[[ Text shown, beginning ]]

I'm like browneyes....got pregnant on the pill and had two kids within 15 months. I've also dealt with the other extreme and had to have IVF to concieve child #3.

Ursula, I would recommend tbat you go ahead and make an appointment to see your regular OB-GYN. It can't hurt to have a check up, and maybe the doctor can put your mind at ease a little bit.
 
Wow, those TTC people were rough on you!

Well, you're always be welcome back into the childfree camp if you should decide to come back to us :)


Seriously, dont stress. The best way to live life is not to give a damn what other people think.
 
YO URSULA,
tell us da address of dem udder guys board and we'll go talk some smack wid'em and show dem da error of dere ways.:mad:

Seriously, don't get down. Take the advice from those on this thread that mean well and ignore those that don't.

I hope everything works out for you and your family eventually begins to grow:)

Steve
 
"You can purchase over the counter kids"

You take ALL the fun out of it!! LOL!!

Seriously though, one tidbit of advice for TTC. Every Other Day -- "like it or not" I told my DH! ;) The "old guys" get their 48 hours shot at success (I recall reading that is their life span once "called into action") and the "new guys" get a chance to "load the cannon" for the "next shot".

Worked for us.

Good Luck.
 
I'm sorry you had a negative experience on a TTC board. I certainly hope that things work out and you are able to achieve a pregnancy and have a healthy baby. I would seek the aid of a Dr at this point, just to make sure you are on the right track, especially since you have a history of irregular cycles. Make an appointment TODAY...

I certainly am not defending the actions of the posters on the other board/chat room. Most couples/women have their limits that they are willing to put on their quest to have a baby. But because of the emotional, physical and even financial toll that infertility can take on a couple, often times they'll get bitter and have a had time understanding why someone else wouldn't want to go to the lengths that they have to try and have a baby. Also women dealing w/infertility arm themselves w/as much info as they can about their bodies and how our reproductive systems work, so sometimes they forget that not everyone knows as much as they do about our "parts" and tend to think they are Jr Gynocologists.

[[ Text shown, end ]]
[[ Available data, beginning ]]

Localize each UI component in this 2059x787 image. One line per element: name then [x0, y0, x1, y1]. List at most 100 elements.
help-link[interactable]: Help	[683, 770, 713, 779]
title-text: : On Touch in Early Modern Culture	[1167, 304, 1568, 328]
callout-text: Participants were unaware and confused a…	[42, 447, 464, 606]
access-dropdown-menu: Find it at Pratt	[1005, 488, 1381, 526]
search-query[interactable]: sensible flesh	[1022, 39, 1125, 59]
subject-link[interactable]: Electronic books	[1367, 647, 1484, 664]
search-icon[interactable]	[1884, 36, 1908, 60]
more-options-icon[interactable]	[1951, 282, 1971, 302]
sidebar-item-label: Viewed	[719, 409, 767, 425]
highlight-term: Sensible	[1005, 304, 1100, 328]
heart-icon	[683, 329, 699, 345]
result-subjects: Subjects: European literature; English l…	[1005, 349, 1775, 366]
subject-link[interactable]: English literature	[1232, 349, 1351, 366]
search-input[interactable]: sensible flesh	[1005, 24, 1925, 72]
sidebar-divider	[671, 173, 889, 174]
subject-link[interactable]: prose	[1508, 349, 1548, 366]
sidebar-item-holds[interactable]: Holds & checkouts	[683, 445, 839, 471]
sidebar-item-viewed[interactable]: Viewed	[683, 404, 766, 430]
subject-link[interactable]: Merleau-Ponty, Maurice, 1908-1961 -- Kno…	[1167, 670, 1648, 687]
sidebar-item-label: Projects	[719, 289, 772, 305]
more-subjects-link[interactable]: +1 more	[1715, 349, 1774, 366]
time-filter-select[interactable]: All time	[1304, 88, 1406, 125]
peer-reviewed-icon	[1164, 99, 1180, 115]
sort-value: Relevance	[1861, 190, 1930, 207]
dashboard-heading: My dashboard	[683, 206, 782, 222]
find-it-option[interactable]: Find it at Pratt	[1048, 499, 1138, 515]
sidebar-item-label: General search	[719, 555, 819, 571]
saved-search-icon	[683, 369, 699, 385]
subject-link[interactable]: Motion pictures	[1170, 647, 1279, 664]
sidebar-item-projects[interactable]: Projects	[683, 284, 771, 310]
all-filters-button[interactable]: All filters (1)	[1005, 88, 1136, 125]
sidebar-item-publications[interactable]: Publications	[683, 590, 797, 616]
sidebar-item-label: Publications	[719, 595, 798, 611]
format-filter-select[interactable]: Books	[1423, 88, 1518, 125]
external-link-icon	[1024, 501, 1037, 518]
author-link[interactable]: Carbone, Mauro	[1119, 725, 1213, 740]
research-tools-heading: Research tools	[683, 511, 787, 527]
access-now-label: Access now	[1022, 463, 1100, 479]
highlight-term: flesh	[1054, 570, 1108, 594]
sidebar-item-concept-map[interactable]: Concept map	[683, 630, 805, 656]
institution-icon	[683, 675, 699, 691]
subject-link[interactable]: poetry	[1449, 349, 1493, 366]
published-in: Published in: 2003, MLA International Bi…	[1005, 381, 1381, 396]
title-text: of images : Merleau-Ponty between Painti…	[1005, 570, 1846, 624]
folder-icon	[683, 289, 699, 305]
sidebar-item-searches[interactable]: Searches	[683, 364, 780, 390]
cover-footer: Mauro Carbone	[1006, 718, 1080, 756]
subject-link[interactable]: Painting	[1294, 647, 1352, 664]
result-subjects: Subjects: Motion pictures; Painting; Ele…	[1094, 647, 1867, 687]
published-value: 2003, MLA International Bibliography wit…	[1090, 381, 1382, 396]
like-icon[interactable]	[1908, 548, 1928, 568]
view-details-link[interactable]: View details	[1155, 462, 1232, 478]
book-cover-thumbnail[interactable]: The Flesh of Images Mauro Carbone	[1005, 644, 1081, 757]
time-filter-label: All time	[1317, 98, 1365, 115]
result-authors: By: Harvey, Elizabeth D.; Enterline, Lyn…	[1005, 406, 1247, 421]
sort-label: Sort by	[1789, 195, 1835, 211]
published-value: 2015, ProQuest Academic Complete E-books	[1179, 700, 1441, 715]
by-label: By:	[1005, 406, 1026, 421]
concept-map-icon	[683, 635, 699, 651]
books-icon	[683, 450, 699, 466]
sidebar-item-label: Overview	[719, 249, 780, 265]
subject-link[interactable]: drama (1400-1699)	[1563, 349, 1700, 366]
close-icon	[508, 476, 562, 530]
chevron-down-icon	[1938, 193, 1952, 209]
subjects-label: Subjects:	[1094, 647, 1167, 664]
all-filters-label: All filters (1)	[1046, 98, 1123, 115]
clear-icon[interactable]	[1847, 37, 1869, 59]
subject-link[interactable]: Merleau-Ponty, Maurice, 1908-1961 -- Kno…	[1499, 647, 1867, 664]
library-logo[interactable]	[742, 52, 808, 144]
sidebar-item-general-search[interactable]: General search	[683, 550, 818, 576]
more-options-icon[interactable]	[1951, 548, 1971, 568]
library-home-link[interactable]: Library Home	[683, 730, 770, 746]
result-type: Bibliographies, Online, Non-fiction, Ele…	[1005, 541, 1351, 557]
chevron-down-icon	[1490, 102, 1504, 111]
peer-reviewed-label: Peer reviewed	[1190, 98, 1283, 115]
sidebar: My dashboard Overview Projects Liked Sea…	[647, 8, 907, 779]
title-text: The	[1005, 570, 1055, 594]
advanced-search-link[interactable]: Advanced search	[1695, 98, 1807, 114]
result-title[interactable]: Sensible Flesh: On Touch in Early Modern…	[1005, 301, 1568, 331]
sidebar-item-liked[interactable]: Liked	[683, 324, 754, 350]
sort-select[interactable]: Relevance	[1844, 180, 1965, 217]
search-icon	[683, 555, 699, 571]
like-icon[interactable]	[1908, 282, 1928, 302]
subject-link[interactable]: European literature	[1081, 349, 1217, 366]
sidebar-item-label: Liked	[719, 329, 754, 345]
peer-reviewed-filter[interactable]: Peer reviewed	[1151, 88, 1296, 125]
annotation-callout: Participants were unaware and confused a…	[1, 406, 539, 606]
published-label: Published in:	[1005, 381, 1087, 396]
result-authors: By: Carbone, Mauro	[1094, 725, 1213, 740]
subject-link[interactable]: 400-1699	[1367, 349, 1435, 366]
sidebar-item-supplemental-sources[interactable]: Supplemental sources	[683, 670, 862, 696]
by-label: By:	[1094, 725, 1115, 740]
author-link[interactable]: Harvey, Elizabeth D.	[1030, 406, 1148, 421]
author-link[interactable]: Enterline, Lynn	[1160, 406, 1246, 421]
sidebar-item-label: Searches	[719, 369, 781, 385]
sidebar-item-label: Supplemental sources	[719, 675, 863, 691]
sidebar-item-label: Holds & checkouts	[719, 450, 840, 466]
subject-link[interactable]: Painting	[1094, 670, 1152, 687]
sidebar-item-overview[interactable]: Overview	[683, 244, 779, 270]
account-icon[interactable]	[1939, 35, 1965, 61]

[[ Available data, end ]]

▶ **Directions**
Please reproduce the part of the forum thread starting at "Seriously, don't get" and ending at "of it!! LOL!!". The items come from a separate source, unrelated to the forum thread.

▶ **Exercise response**
Seriously, don't get down. Take the advice from those on this thread that mean well and ignore those that don't.

I hope everything works out for you and your family eventually begins to grow:)

Steve
 
"You can purchase over the counter kids"

You take ALL the fun out of it!! LOL!!